### Given problem
Identify and pull out each line of the entries in which "File" occurs.

### Provided material

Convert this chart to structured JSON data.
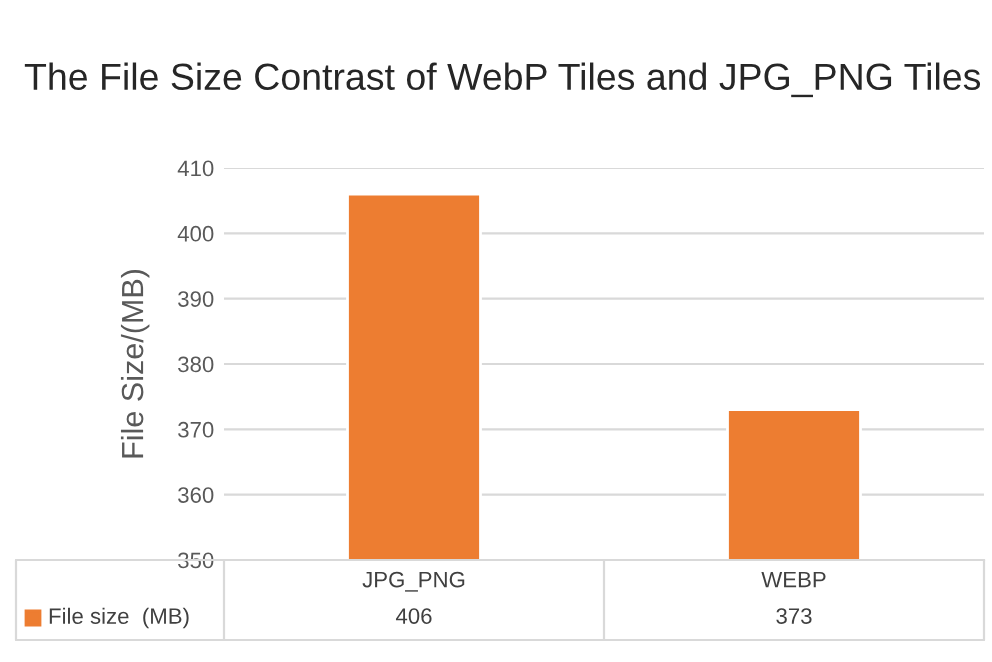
{
  "chart_data": {
    "type": "bar",
    "title": "The File Size Contrast of WebP Tiles and JPG_PNG Tiles",
    "ylabel": "File Size/(MB)",
    "categories": [
      "JPG_PNG",
      "WEBP"
    ],
    "series": [
      {
        "name": "File size  (MB)",
        "color": "#ed7d31",
        "values": [
          406,
          373
        ]
      }
    ],
    "ylim": [
      350,
      410
    ],
    "yticks": [
      350,
      360,
      370,
      380,
      390,
      400,
      410
    ],
    "grid": "y",
    "data_labels": true,
    "legend": "bottom"
  }
}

### Answer to the exercise
    "title": "The File Size Contrast of WebP Tiles and JPG_PNG Tiles",
    "ylabel": "File Size/(MB)",
        "name": "File size  (MB)",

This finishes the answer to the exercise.